**Exercise aim**
Without the pictures, output the records below word for word.

──────── Given data

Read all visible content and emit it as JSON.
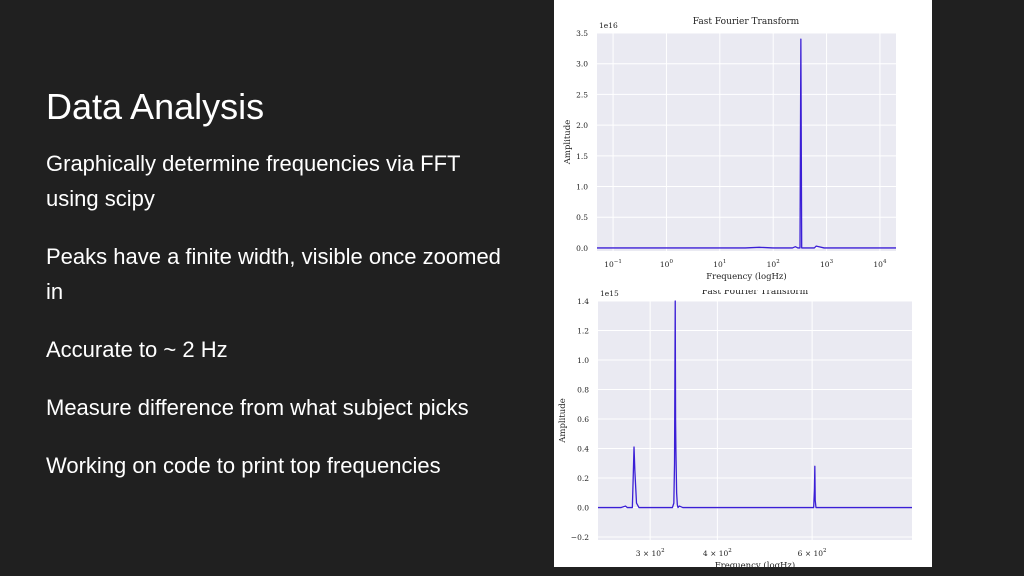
{
  "slide": {
    "title": "Data Analysis",
    "bullets": [
      "Graphically determine frequencies via FFT using scipy",
      "Peaks have a finite width, visible once zoomed in",
      "Accurate to ~ 2 Hz",
      "Measure difference from what subject picks",
      "Working on code to print top frequencies"
    ]
  },
  "colors": {
    "background": "#202020",
    "text": "#ffffff",
    "plot_bg": "#eaeaf2",
    "series": "#3b1fd6"
  },
  "chart_data": [
    {
      "type": "line",
      "title": "Fast Fourier Transform",
      "xlabel": "Frequency (logHz)",
      "ylabel": "Amplitude",
      "y_offset_label": "1e16",
      "xscale": "log",
      "xlim": [
        0.05,
        20000
      ],
      "ylim": [
        -0.05,
        3.5
      ],
      "yticks": [
        "0.0",
        "0.5",
        "1.0",
        "1.5",
        "2.0",
        "2.5",
        "3.0",
        "3.5"
      ],
      "xticks": [
        {
          "value": 0.1,
          "base": "10",
          "exp": "−1"
        },
        {
          "value": 1,
          "base": "10",
          "exp": "0"
        },
        {
          "value": 10,
          "base": "10",
          "exp": "1"
        },
        {
          "value": 100,
          "base": "10",
          "exp": "2"
        },
        {
          "value": 1000,
          "base": "10",
          "exp": "3"
        },
        {
          "value": 10000,
          "base": "10",
          "exp": "4"
        }
      ],
      "grid": true,
      "series": [
        {
          "x": [
            0.05,
            30,
            55,
            100,
            200,
            230,
            260,
            290,
            318,
            330,
            342,
            360,
            450,
            590,
            640,
            900,
            1800,
            5000,
            20000
          ],
          "y": [
            0.0,
            0.0,
            0.01,
            0.0,
            0.0,
            0.0,
            0.02,
            0.0,
            0.0,
            3.4,
            0.0,
            0.0,
            0.0,
            0.0,
            0.03,
            0.0,
            0.0,
            0.0,
            0.0
          ]
        }
      ]
    },
    {
      "type": "line",
      "title": "Fast Fourier Transform",
      "xlabel": "Frequency (logHz)",
      "ylabel": "Amplitude",
      "y_offset_label": "1e15",
      "xscale": "log",
      "xlim": [
        240,
        920
      ],
      "ylim": [
        -0.22,
        1.4
      ],
      "yticks": [
        "−0.2",
        "0.0",
        "0.2",
        "0.4",
        "0.6",
        "0.8",
        "1.0",
        "1.2",
        "1.4"
      ],
      "xticks": [
        {
          "value": 300,
          "base": "3 × 10",
          "exp": "2"
        },
        {
          "value": 400,
          "base": "4 × 10",
          "exp": "2"
        },
        {
          "value": 600,
          "base": "6 × 10",
          "exp": "2"
        }
      ],
      "grid": true,
      "series": [
        {
          "x": [
            240,
            265,
            270,
            272,
            278,
            279,
            280,
            281,
            283,
            286,
            300,
            320,
            330,
            332,
            333,
            334,
            334.5,
            335,
            336,
            337,
            338,
            340,
            345,
            360,
            400,
            450,
            500,
            560,
            604,
            606,
            607,
            608,
            610,
            650,
            700,
            800,
            920
          ],
          "y": [
            0.0,
            0.0,
            0.01,
            0.0,
            0.0,
            0.2,
            0.41,
            0.25,
            0.03,
            0.0,
            0.0,
            0.0,
            0.0,
            0.03,
            0.3,
            1.4,
            0.6,
            0.38,
            0.1,
            0.02,
            0.0,
            0.01,
            0.0,
            0.0,
            0.0,
            0.0,
            0.0,
            0.0,
            0.0,
            0.12,
            0.28,
            0.05,
            0.0,
            0.0,
            0.0,
            0.0,
            0.0
          ]
        }
      ]
    }
  ]
}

────────────────

**Reply to the task**
Read all visible content and emit it as JSON.
{
  "slide": {
    "title": "Data Analysis",
    "bullets": [
      "Graphically determine frequencies via FFT using scipy",
      "Peaks have a finite width, visible once zoomed in",
      "Accurate to ~ 2 Hz",
      "Measure difference from what subject picks",
      "Working on code to print top frequencies"
    ]
  },
  "colors": {
    "background": "#202020",
    "text": "#ffffff",
    "plot_bg": "#eaeaf2",
    "series": "#3b1fd6"
  },
  "chart_data": [
    {
      "type": "line",
      "title": "Fast Fourier Transform",
      "xlabel": "Frequency (logHz)",
      "ylabel": "Amplitude",
      "y_offset_label": "1e16",
      "xscale": "log",
      "xlim": [
        0.05,
        20000
      ],
      "ylim": [
        -0.05,
        3.5
      ],
      "yticks": [
        "0.0",
        "0.5",
        "1.0",
        "1.5",
        "2.0",
        "2.5",
        "3.0",
        "3.5"
      ],
      "xticks": [
        {
          "value": 0.1,
          "base": "10",
          "exp": "−1"
        },
        {
          "value": 1,
          "base": "10",
          "exp": "0"
        },
        {
          "value": 10,
          "base": "10",
          "exp": "1"
        },
        {
          "value": 100,
          "base": "10",
          "exp": "2"
        },
        {
          "value": 1000,
          "base": "10",
          "exp": "3"
        },
        {
          "value": 10000,
          "base": "10",
          "exp": "4"
        }
      ],
      "grid": true,
      "series": [
        {
          "x": [
            0.05,
            30,
            55,
            100,
            200,
            230,
            260,
            290,
            318,
            330,
            342,
            360,
            450,
            590,
            640,
            900,
            1800,
            5000,
            20000
          ],
          "y": [
            0.0,
            0.0,
            0.01,
            0.0,
            0.0,
            0.0,
            0.02,
            0.0,
            0.0,
            3.4,
            0.0,
            0.0,
            0.0,
            0.0,
            0.03,
            0.0,
            0.0,
            0.0,
            0.0
          ]
        }
      ]
    },
    {
      "type": "line",
      "title": "Fast Fourier Transform",
      "xlabel": "Frequency (logHz)",
      "ylabel": "Amplitude",
      "y_offset_label": "1e15",
      "xscale": "log",
      "xlim": [
        240,
        920
      ],
      "ylim": [
        -0.22,
        1.4
      ],
      "yticks": [
        "−0.2",
        "0.0",
        "0.2",
        "0.4",
        "0.6",
        "0.8",
        "1.0",
        "1.2",
        "1.4"
      ],
      "xticks": [
        {
          "value": 300,
          "base": "3 × 10",
          "exp": "2"
        },
        {
          "value": 400,
          "base": "4 × 10",
          "exp": "2"
        },
        {
          "value": 600,
          "base": "6 × 10",
          "exp": "2"
        }
      ],
      "grid": true,
      "series": [
        {
          "x": [
            240,
            265,
            270,
            272,
            278,
            279,
            280,
            281,
            283,
            286,
            300,
            320,
            330,
            332,
            333,
            334,
            334.5,
            335,
            336,
            337,
            338,
            340,
            345,
            360,
            400,
            450,
            500,
            560,
            604,
            606,
            607,
            608,
            610,
            650,
            700,
            800,
            920
          ],
          "y": [
            0.0,
            0.0,
            0.01,
            0.0,
            0.0,
            0.2,
            0.41,
            0.25,
            0.03,
            0.0,
            0.0,
            0.0,
            0.0,
            0.03,
            0.3,
            1.4,
            0.6,
            0.38,
            0.1,
            0.02,
            0.0,
            0.01,
            0.0,
            0.0,
            0.0,
            0.0,
            0.0,
            0.0,
            0.0,
            0.12,
            0.28,
            0.05,
            0.0,
            0.0,
            0.0,
            0.0,
            0.0
          ]
        }
      ]
    }
  ]
}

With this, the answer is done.